*Your instructions*.
Go over the entries below line by line, copying each one that contains the word "truck".

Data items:
- - -

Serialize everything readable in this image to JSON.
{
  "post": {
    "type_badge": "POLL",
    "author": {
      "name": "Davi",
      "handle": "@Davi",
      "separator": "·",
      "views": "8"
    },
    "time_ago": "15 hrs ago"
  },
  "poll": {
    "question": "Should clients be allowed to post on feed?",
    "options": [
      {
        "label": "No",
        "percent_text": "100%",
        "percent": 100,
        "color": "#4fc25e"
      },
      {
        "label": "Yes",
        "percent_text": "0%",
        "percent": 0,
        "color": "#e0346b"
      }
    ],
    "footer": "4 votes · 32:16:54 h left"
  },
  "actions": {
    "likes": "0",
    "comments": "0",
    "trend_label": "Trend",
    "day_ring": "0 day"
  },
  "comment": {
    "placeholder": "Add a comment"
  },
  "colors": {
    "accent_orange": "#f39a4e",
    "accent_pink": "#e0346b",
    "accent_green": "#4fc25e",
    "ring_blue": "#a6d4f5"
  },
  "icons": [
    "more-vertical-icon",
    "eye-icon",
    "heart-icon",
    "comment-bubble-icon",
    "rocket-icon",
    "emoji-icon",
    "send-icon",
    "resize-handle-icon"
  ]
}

- - -

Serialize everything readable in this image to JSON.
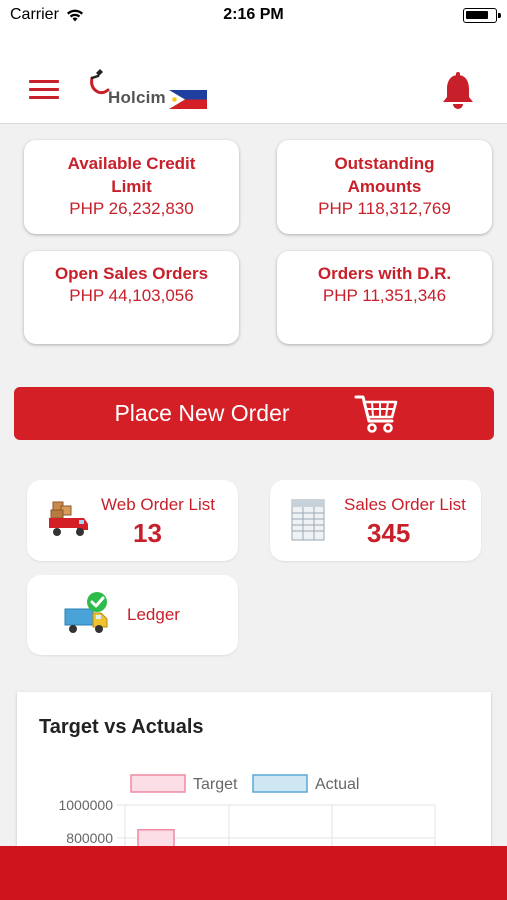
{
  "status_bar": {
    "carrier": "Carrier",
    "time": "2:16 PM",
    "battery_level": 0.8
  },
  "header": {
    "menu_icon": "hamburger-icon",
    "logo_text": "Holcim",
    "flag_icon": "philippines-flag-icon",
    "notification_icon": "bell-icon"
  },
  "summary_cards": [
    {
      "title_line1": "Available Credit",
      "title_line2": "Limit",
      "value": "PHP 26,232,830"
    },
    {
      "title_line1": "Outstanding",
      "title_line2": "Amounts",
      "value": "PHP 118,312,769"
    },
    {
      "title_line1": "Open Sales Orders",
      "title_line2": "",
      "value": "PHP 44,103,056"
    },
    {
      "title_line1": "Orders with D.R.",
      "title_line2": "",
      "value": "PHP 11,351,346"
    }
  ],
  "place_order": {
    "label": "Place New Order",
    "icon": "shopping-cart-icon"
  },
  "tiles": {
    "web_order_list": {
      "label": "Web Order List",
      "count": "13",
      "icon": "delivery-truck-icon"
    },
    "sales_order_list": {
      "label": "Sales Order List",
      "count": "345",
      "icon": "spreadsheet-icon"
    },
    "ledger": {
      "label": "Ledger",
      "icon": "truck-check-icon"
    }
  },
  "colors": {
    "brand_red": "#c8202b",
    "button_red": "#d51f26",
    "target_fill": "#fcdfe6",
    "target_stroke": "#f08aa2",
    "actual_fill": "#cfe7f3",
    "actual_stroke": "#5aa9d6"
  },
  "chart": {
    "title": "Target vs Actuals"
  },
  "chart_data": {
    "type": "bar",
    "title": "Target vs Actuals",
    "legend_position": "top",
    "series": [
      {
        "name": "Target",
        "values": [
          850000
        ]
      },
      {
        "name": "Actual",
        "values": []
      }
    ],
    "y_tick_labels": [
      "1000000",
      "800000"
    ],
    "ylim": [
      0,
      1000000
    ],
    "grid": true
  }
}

- - -

*Final result*.
      "icon": "delivery-truck-icon"
      "icon": "truck-check-icon"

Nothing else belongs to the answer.